[Data excerpts]
■ ■ ■ ■

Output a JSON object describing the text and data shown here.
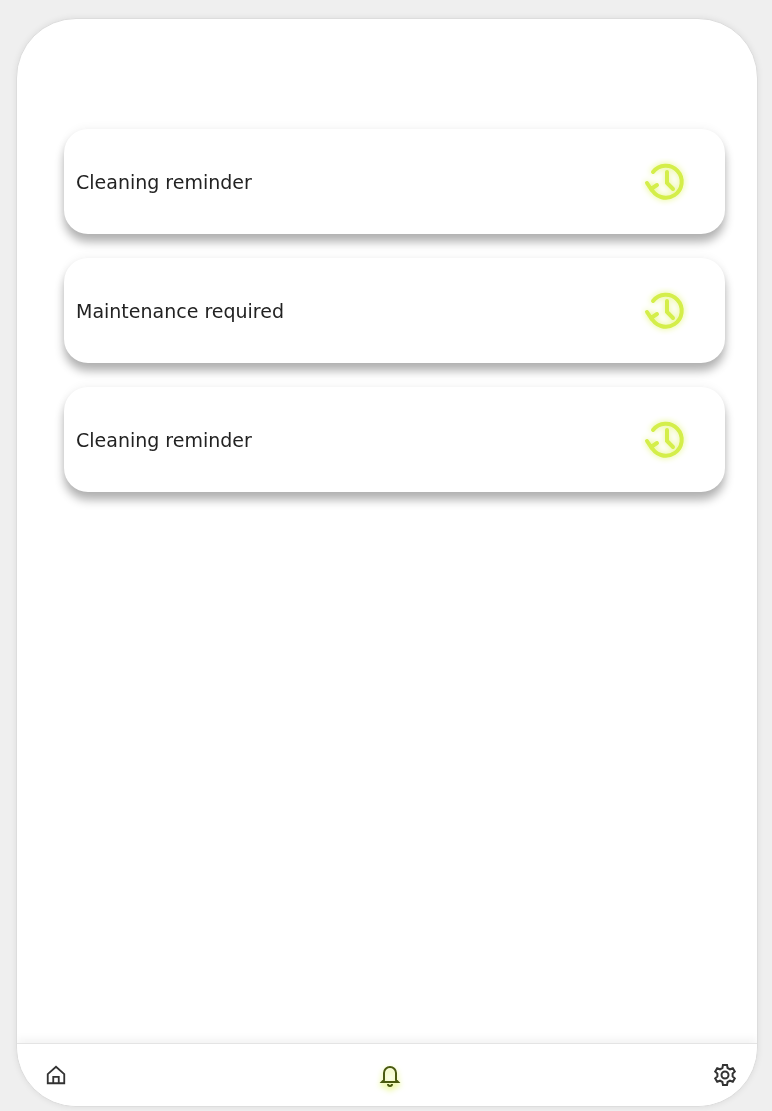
{
  "notifications": [
    {
      "title": "Cleaning reminder"
    },
    {
      "title": "Maintenance required"
    },
    {
      "title": "Cleaning reminder"
    }
  ],
  "nav": [
    {
      "kind": "home",
      "selected": false
    },
    {
      "kind": "notifications",
      "selected": true
    },
    {
      "kind": "settings",
      "selected": false
    }
  ]
}
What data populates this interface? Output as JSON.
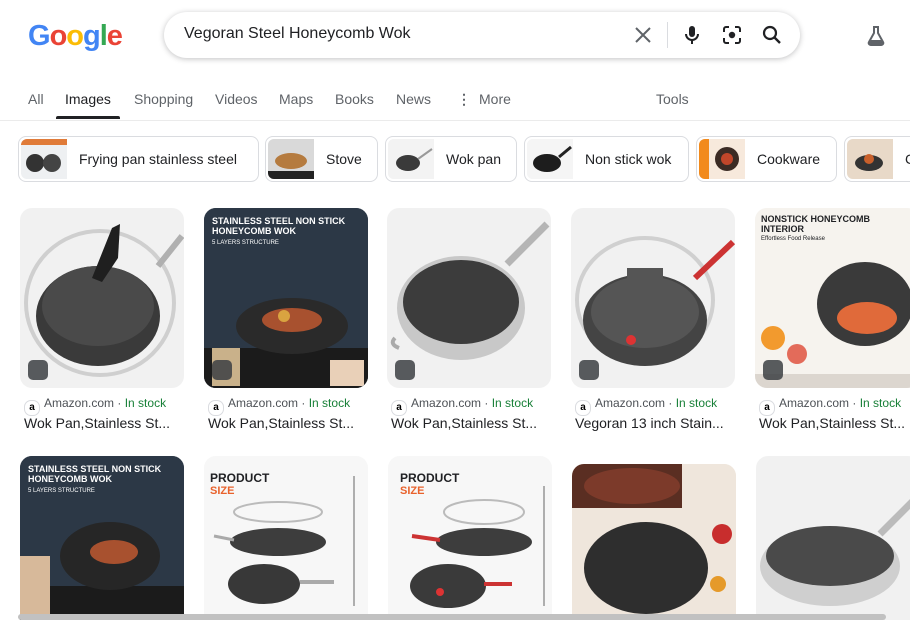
{
  "logo": {
    "letters": [
      "G",
      "o",
      "o",
      "g",
      "l",
      "e"
    ],
    "colors": [
      "#4285F4",
      "#EA4335",
      "#FBBC05",
      "#4285F4",
      "#34A853",
      "#EA4335"
    ]
  },
  "search": {
    "query": "Vegoran Steel Honeycomb Wok"
  },
  "icons": {
    "clear": "close-icon",
    "voice": "mic-icon",
    "lens": "camera-icon",
    "search": "search-icon",
    "labs": "flask-icon"
  },
  "tabs": [
    {
      "label": "All"
    },
    {
      "label": "Images"
    },
    {
      "label": "Shopping"
    },
    {
      "label": "Videos"
    },
    {
      "label": "Maps"
    },
    {
      "label": "Books"
    },
    {
      "label": "News"
    },
    {
      "label": "More"
    },
    {
      "label": "Tools"
    }
  ],
  "chips": [
    {
      "label": "Frying pan stainless steel"
    },
    {
      "label": "Stove"
    },
    {
      "label": "Wok pan"
    },
    {
      "label": "Non stick wok"
    },
    {
      "label": "Cookware"
    },
    {
      "label": "C"
    }
  ],
  "results_row1": [
    {
      "source": "Amazon.com",
      "stock": "In stock",
      "caption": "Wok Pan,Stainless St..."
    },
    {
      "source": "Amazon.com",
      "stock": "In stock",
      "caption": "Wok Pan,Stainless St...",
      "overlay": "STAINLESS STEEL NON STICK HONEYCOMB WOK",
      "overlay_sub": "5 LAYERS STRUCTURE"
    },
    {
      "source": "Amazon.com",
      "stock": "In stock",
      "caption": "Wok Pan,Stainless St..."
    },
    {
      "source": "Amazon.com",
      "stock": "In stock",
      "caption": "Vegoran 13 inch Stain..."
    },
    {
      "source": "Amazon.com",
      "stock": "In stock",
      "caption": "Wok Pan,Stainless St...",
      "overlay": "NONSTICK HONEYCOMB INTERIOR",
      "overlay_sub": "Effortless Food Release"
    }
  ],
  "results_row2": [
    {
      "overlay": "STAINLESS STEEL NON STICK HONEYCOMB WOK",
      "overlay_sub": "5 LAYERS STRUCTURE"
    },
    {
      "overlay": "PRODUCT",
      "overlay_sub": "SIZE"
    },
    {
      "overlay": "PRODUCT",
      "overlay_sub": "SIZE"
    },
    {},
    {}
  ],
  "separator": "·",
  "colors": {
    "accent": "#1a73e8",
    "stock": "#188038"
  }
}
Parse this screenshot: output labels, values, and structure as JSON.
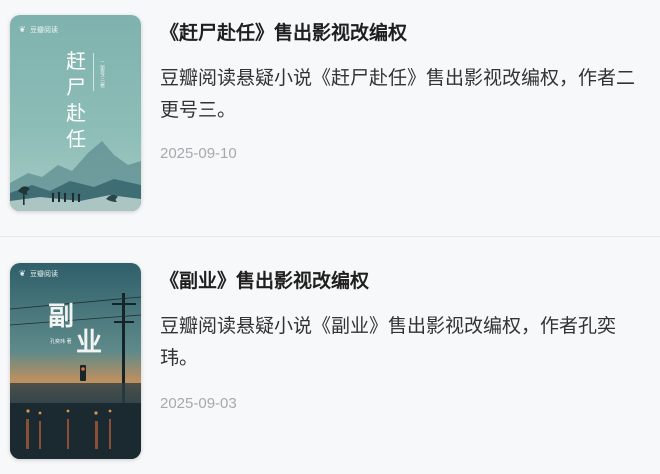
{
  "colors": {
    "background": "#f7f8f9",
    "title": "#1f1f1f",
    "summary": "#333333",
    "date": "#a7a9ac",
    "divider": "#e6e8ea"
  },
  "articles": [
    {
      "title": "《赶尸赴任》售出影视改编权",
      "summary": "豆瓣阅读悬疑小说《赶尸赴任》售出影视改编权，作者二更号三。",
      "date": "2025-09-10",
      "cover": {
        "brand": "豆瓣阅读",
        "book_title": "赶尸赴任",
        "author": "二更号三 著"
      }
    },
    {
      "title": "《副业》售出影视改编权",
      "summary": "豆瓣阅读悬疑小说《副业》售出影视改编权，作者孔奕玮。",
      "date": "2025-09-03",
      "cover": {
        "brand": "豆瓣阅读",
        "book_title": "副业",
        "author": "孔奕玮 著"
      }
    }
  ]
}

■ ■ ■ ■

Find the word "kind" in the data and copy out each line where it turns up.

      "kind": "home",
      "kind": "notifications",
      "kind": "settings",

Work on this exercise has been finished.